Copy each line of the records that contains the word "ڤركارا".

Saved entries
.....
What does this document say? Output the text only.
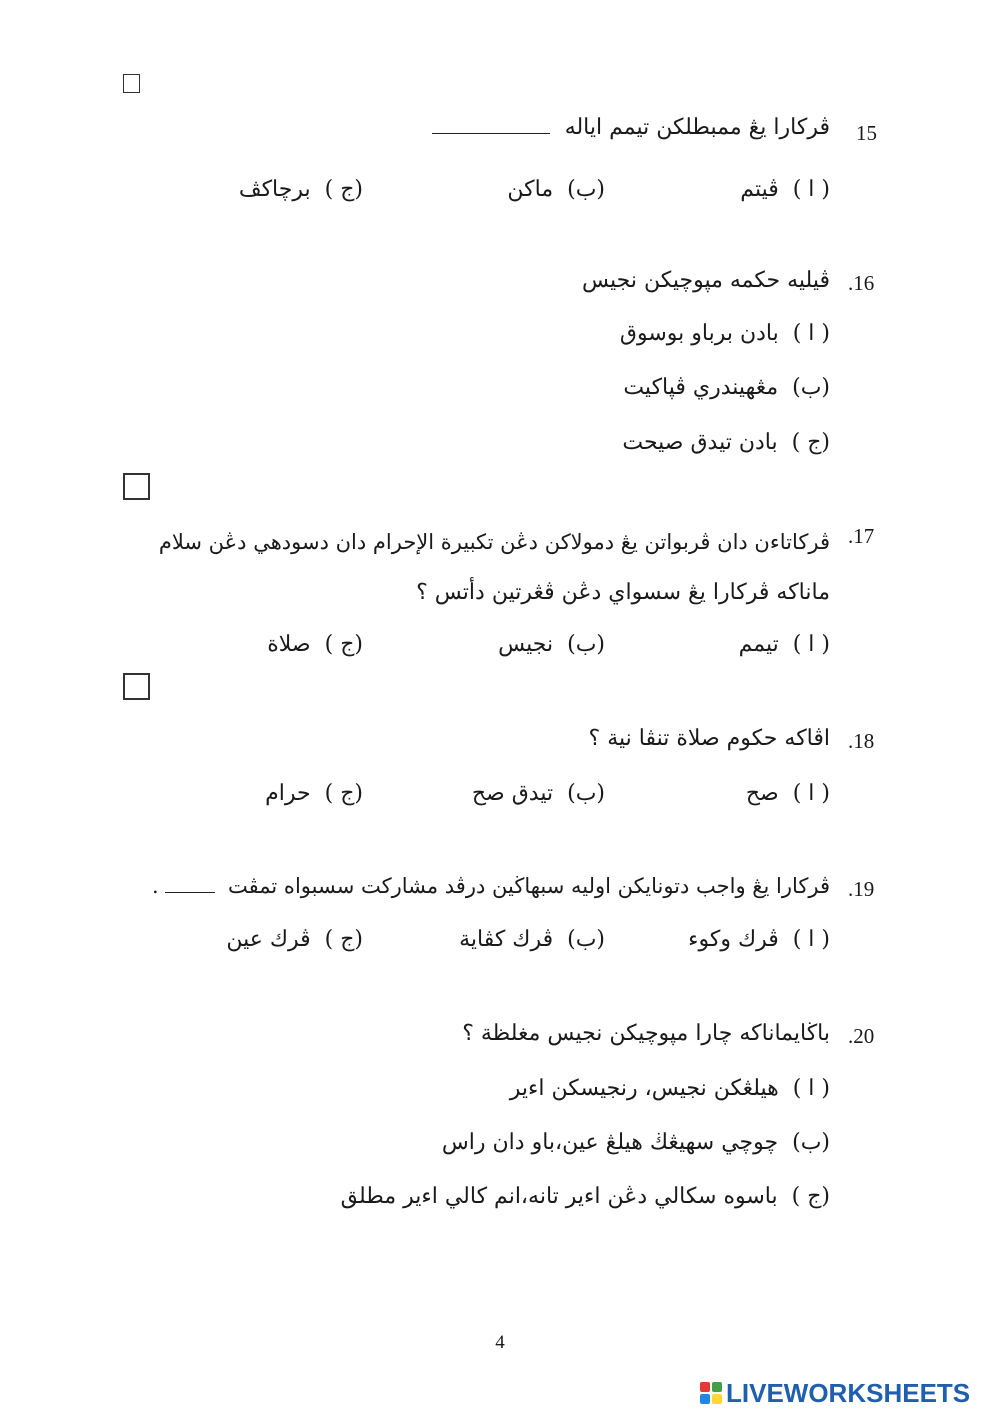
15
ڤركارا يڠ ممبطلكن تيمم اياله
( ا )ڤيتم
(ب)ماكن
(ج )برچاكڤ
.16
ڤيليه حكمه مڽوچيكن نجيس
( ا )بادن برباو بوسوق
(ب)مڠهيندري ڤڽاكيت
(ج )بادن تيدق صيحت
.17
ڤركاتاءن دان ڤربواتن يڠ دمولاكن دڠن تكبيرة الإحرام دان دسودهي دڠن سلام
ماناكه ڤركارا يڠ سسواي دڠن ڤڠرتين دأتس ؟
( ا )تيمم
(ب)نجيس
(ج )صلاة
.18
اڤاكه حكوم صلاة تنڤا نية ؟
( ا )صح
(ب)تيدق صح
(ج )حرام
.19
ڤركارا يڠ واجب دتونايكن اوليه سبهاڬين درڤد مشاركت سسبواه تمڤت  .
( ا )ڤرك وكوء
(ب)ڤرك كڤاية
(ج )ڤرك عين
.20
باڬايماناكه چارا مڽوچيكن نجيس مغلظة ؟
( ا )هيلڠكن نجيس، رنجيسكن اءير
(ب)چوچي سهيڠڬ هيلڠ عين،باو دان راس
(ج )باسوه سكالي دڠن اءير تانه،انم كالي اءير مطلق
4
LIVEWORKSHEETS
.....
§ Output for this exercise:
ڤركارا يڠ ممبطلكن تيمم اياله
ماناكه ڤركارا يڠ سسواي دڠن ڤڠرتين دأتس ؟
ڤركارا يڠ واجب دتونايكن اوليه سبهاڬين درڤد مشاركت سسبواه تمڤت  .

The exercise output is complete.